§ Supplied records:
• • •
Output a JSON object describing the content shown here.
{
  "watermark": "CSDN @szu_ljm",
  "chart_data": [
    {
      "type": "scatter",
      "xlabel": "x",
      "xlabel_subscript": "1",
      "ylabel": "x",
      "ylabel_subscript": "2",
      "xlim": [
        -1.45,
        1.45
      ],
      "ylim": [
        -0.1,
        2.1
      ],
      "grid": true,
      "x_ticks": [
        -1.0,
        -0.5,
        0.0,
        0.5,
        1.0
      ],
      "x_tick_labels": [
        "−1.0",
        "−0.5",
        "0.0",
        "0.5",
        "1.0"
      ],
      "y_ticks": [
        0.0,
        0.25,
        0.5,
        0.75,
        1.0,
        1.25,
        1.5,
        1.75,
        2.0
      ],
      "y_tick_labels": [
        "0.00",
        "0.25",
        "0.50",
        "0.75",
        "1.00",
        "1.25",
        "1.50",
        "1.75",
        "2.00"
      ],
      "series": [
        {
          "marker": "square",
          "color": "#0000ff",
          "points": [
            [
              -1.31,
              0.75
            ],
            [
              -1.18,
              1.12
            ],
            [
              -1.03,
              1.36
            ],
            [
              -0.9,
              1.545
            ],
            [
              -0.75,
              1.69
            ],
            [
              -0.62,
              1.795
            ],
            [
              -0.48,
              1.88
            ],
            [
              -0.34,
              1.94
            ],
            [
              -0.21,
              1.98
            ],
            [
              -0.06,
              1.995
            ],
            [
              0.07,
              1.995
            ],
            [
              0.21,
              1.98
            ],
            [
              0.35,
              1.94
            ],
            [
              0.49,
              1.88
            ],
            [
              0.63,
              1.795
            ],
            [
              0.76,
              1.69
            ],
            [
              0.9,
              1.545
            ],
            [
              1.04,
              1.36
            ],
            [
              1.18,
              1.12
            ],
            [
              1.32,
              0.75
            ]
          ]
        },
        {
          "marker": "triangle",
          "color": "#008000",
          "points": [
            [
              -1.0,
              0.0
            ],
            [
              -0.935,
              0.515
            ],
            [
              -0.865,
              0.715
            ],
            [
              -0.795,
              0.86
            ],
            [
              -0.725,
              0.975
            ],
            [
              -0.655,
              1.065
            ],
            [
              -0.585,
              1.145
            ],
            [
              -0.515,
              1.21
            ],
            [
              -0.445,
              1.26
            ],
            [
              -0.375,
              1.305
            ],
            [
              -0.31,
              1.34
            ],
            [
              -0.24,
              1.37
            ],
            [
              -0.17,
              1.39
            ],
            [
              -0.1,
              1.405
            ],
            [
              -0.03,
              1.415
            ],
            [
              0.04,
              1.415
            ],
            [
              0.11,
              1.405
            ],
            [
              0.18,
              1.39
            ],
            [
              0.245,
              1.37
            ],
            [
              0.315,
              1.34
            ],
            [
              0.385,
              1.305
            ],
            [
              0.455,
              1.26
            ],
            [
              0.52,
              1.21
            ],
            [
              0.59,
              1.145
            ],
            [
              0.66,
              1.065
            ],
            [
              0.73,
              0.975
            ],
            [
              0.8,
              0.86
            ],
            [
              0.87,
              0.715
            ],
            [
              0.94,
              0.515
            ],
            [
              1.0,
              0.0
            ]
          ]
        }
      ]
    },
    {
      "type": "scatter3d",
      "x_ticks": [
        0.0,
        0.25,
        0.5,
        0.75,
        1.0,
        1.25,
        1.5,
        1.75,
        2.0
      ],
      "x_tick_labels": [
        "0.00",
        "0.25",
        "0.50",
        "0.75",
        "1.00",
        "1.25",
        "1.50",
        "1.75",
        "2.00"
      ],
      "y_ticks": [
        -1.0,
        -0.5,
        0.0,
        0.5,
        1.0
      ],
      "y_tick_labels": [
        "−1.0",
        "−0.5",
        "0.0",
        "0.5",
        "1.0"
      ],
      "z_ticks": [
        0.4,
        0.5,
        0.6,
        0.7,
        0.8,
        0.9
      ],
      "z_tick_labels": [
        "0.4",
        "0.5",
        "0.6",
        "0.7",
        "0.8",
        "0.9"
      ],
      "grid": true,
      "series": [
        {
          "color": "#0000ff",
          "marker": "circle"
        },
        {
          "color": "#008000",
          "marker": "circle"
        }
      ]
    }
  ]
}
• • •
§ What is required:
Set down all of the data above, word for word.

§ Solution for this task:
Output a JSON object describing the content shown here.
{
  "watermark": "CSDN @szu_ljm",
  "chart_data": [
    {
      "type": "scatter",
      "xlabel": "x",
      "xlabel_subscript": "1",
      "ylabel": "x",
      "ylabel_subscript": "2",
      "xlim": [
        -1.45,
        1.45
      ],
      "ylim": [
        -0.1,
        2.1
      ],
      "grid": true,
      "x_ticks": [
        -1.0,
        -0.5,
        0.0,
        0.5,
        1.0
      ],
      "x_tick_labels": [
        "−1.0",
        "−0.5",
        "0.0",
        "0.5",
        "1.0"
      ],
      "y_ticks": [
        0.0,
        0.25,
        0.5,
        0.75,
        1.0,
        1.25,
        1.5,
        1.75,
        2.0
      ],
      "y_tick_labels": [
        "0.00",
        "0.25",
        "0.50",
        "0.75",
        "1.00",
        "1.25",
        "1.50",
        "1.75",
        "2.00"
      ],
      "series": [
        {
          "marker": "square",
          "color": "#0000ff",
          "points": [
            [
              -1.31,
              0.75
            ],
            [
              -1.18,
              1.12
            ],
            [
              -1.03,
              1.36
            ],
            [
              -0.9,
              1.545
            ],
            [
              -0.75,
              1.69
            ],
            [
              -0.62,
              1.795
            ],
            [
              -0.48,
              1.88
            ],
            [
              -0.34,
              1.94
            ],
            [
              -0.21,
              1.98
            ],
            [
              -0.06,
              1.995
            ],
            [
              0.07,
              1.995
            ],
            [
              0.21,
              1.98
            ],
            [
              0.35,
              1.94
            ],
            [
              0.49,
              1.88
            ],
            [
              0.63,
              1.795
            ],
            [
              0.76,
              1.69
            ],
            [
              0.9,
              1.545
            ],
            [
              1.04,
              1.36
            ],
            [
              1.18,
              1.12
            ],
            [
              1.32,
              0.75
            ]
          ]
        },
        {
          "marker": "triangle",
          "color": "#008000",
          "points": [
            [
              -1.0,
              0.0
            ],
            [
              -0.935,
              0.515
            ],
            [
              -0.865,
              0.715
            ],
            [
              -0.795,
              0.86
            ],
            [
              -0.725,
              0.975
            ],
            [
              -0.655,
              1.065
            ],
            [
              -0.585,
              1.145
            ],
            [
              -0.515,
              1.21
            ],
            [
              -0.445,
              1.26
            ],
            [
              -0.375,
              1.305
            ],
            [
              -0.31,
              1.34
            ],
            [
              -0.24,
              1.37
            ],
            [
              -0.17,
              1.39
            ],
            [
              -0.1,
              1.405
            ],
            [
              -0.03,
              1.415
            ],
            [
              0.04,
              1.415
            ],
            [
              0.11,
              1.405
            ],
            [
              0.18,
              1.39
            ],
            [
              0.245,
              1.37
            ],
            [
              0.315,
              1.34
            ],
            [
              0.385,
              1.305
            ],
            [
              0.455,
              1.26
            ],
            [
              0.52,
              1.21
            ],
            [
              0.59,
              1.145
            ],
            [
              0.66,
              1.065
            ],
            [
              0.73,
              0.975
            ],
            [
              0.8,
              0.86
            ],
            [
              0.87,
              0.715
            ],
            [
              0.94,
              0.515
            ],
            [
              1.0,
              0.0
            ]
          ]
        }
      ]
    },
    {
      "type": "scatter3d",
      "x_ticks": [
        0.0,
        0.25,
        0.5,
        0.75,
        1.0,
        1.25,
        1.5,
        1.75,
        2.0
      ],
      "x_tick_labels": [
        "0.00",
        "0.25",
        "0.50",
        "0.75",
        "1.00",
        "1.25",
        "1.50",
        "1.75",
        "2.00"
      ],
      "y_ticks": [
        -1.0,
        -0.5,
        0.0,
        0.5,
        1.0
      ],
      "y_tick_labels": [
        "−1.0",
        "−0.5",
        "0.0",
        "0.5",
        "1.0"
      ],
      "z_ticks": [
        0.4,
        0.5,
        0.6,
        0.7,
        0.8,
        0.9
      ],
      "z_tick_labels": [
        "0.4",
        "0.5",
        "0.6",
        "0.7",
        "0.8",
        "0.9"
      ],
      "grid": true,
      "series": [
        {
          "color": "#0000ff",
          "marker": "circle"
        },
        {
          "color": "#008000",
          "marker": "circle"
        }
      ]
    }
  ]
}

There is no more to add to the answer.